### Instructions to follow
From the listing below, pull out all lines with "Geometry" in them.

### Stored rows

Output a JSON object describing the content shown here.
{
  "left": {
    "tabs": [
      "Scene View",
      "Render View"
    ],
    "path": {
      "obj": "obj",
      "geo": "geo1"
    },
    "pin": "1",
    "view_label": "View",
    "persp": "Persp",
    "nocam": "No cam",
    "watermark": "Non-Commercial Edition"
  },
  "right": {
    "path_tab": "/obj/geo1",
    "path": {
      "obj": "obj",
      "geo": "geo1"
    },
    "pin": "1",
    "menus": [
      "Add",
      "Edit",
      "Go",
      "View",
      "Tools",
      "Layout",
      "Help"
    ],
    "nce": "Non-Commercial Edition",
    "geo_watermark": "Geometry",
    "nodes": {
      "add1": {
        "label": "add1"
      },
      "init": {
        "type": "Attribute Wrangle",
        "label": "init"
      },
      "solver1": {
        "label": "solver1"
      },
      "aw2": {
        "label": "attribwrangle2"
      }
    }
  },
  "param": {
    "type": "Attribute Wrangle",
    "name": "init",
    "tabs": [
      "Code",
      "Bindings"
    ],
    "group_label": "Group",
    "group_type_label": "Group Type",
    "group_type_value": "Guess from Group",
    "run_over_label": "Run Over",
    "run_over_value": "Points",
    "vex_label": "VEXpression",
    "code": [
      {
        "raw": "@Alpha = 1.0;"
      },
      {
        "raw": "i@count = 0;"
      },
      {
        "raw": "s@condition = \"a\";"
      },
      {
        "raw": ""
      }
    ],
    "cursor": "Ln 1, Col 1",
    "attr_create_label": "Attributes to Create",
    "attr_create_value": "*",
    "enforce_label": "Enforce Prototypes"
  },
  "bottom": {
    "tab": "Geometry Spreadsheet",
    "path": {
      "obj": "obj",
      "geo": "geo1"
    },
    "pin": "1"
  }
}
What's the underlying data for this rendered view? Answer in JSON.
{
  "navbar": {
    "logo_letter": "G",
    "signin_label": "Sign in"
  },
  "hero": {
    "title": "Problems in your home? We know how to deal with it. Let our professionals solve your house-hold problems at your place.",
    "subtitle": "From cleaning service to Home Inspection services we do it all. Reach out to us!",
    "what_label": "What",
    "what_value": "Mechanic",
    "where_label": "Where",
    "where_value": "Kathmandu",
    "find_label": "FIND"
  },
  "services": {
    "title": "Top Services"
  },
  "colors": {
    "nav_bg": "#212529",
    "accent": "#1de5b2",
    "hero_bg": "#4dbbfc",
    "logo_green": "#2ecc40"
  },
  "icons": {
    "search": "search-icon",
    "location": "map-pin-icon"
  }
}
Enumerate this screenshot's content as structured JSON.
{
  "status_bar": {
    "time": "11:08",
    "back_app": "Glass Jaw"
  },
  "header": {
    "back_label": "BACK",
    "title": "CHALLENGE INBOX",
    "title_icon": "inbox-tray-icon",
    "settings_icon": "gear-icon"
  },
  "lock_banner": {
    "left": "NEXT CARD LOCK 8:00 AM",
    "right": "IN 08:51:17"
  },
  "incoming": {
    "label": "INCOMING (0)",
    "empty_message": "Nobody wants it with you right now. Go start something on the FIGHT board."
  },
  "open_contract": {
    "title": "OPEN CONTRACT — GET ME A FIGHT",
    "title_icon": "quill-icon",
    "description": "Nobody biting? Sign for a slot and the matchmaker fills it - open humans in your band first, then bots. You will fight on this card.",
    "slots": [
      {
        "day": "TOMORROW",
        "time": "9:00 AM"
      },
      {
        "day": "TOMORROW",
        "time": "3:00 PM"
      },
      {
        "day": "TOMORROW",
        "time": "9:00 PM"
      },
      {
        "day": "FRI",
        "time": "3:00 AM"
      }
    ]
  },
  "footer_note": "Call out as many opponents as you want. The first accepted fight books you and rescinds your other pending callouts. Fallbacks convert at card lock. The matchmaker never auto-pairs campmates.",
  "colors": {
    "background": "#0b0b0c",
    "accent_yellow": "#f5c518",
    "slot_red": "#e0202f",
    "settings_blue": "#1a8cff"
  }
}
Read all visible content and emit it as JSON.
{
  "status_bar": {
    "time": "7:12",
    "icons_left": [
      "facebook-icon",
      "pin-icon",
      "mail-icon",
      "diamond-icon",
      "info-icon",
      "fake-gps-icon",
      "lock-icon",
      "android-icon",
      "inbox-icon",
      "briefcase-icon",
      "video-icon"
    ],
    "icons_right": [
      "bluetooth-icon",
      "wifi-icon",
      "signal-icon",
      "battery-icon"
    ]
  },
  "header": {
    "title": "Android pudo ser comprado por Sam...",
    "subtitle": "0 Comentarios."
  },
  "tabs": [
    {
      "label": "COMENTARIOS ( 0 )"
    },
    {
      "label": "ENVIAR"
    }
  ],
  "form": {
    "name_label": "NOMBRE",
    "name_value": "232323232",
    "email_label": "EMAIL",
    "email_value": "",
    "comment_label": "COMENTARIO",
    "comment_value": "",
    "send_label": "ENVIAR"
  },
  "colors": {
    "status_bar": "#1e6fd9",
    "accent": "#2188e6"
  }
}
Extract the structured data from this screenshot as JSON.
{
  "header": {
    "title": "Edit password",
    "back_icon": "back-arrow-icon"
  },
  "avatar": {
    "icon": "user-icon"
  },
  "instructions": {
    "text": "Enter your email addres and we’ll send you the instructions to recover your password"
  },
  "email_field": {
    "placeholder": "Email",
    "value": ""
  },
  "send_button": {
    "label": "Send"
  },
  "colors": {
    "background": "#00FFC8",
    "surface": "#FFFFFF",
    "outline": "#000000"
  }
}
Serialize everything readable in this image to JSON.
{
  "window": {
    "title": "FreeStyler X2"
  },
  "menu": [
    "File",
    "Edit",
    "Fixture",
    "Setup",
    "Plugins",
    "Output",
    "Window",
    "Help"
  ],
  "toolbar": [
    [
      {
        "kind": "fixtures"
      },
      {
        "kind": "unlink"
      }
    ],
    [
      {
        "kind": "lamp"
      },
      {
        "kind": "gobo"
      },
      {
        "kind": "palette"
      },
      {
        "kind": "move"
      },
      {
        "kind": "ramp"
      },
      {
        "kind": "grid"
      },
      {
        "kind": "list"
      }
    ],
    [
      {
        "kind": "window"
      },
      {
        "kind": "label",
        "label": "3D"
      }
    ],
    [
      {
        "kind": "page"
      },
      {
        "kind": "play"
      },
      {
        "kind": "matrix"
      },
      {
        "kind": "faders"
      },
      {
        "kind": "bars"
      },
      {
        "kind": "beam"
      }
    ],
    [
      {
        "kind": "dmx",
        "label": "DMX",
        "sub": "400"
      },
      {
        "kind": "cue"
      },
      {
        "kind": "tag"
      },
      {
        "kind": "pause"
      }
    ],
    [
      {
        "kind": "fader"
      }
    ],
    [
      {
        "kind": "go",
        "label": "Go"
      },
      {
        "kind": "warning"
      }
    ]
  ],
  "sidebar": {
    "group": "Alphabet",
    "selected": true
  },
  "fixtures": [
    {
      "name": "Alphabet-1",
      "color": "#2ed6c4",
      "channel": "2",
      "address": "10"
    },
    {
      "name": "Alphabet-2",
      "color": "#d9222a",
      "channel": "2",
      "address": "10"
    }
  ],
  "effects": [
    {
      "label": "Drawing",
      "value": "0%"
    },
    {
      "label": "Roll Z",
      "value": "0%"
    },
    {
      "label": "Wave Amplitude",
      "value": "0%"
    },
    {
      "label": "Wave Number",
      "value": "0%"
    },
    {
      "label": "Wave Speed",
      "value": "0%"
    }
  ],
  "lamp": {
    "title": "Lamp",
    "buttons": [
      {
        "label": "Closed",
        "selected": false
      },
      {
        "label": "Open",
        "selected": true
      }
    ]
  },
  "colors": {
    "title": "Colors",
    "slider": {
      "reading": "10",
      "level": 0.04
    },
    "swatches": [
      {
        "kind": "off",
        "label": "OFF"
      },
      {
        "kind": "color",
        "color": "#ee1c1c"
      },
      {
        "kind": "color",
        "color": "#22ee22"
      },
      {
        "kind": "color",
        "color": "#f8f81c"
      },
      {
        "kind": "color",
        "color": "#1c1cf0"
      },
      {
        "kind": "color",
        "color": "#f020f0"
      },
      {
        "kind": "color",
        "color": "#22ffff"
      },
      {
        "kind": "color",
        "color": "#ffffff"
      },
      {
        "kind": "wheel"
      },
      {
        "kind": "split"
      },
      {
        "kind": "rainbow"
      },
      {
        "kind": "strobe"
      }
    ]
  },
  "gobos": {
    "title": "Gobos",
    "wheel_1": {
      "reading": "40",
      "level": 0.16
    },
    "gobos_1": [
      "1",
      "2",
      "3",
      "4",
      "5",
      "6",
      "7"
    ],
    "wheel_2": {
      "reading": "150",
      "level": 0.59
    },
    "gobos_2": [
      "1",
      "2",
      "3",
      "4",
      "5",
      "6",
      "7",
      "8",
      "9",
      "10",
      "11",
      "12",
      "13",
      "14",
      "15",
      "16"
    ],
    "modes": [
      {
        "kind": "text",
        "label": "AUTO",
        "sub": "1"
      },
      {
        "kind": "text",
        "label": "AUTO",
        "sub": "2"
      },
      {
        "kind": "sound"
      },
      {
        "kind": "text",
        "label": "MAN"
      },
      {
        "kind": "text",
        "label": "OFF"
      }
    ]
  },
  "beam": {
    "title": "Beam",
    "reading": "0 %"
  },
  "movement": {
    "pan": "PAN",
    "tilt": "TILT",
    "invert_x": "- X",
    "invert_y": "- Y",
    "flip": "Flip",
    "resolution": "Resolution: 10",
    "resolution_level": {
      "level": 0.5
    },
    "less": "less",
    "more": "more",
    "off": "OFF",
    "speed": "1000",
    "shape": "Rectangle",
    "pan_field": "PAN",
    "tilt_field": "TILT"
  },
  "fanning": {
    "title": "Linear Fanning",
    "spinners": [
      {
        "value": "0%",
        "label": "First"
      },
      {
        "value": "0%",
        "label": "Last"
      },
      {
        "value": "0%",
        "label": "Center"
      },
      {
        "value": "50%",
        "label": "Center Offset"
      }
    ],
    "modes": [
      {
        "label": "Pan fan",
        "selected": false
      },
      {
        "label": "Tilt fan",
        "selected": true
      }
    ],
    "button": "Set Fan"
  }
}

### Result of this exercise
    "geo_watermark": "Geometry",
    "tab": "Geometry Spreadsheet",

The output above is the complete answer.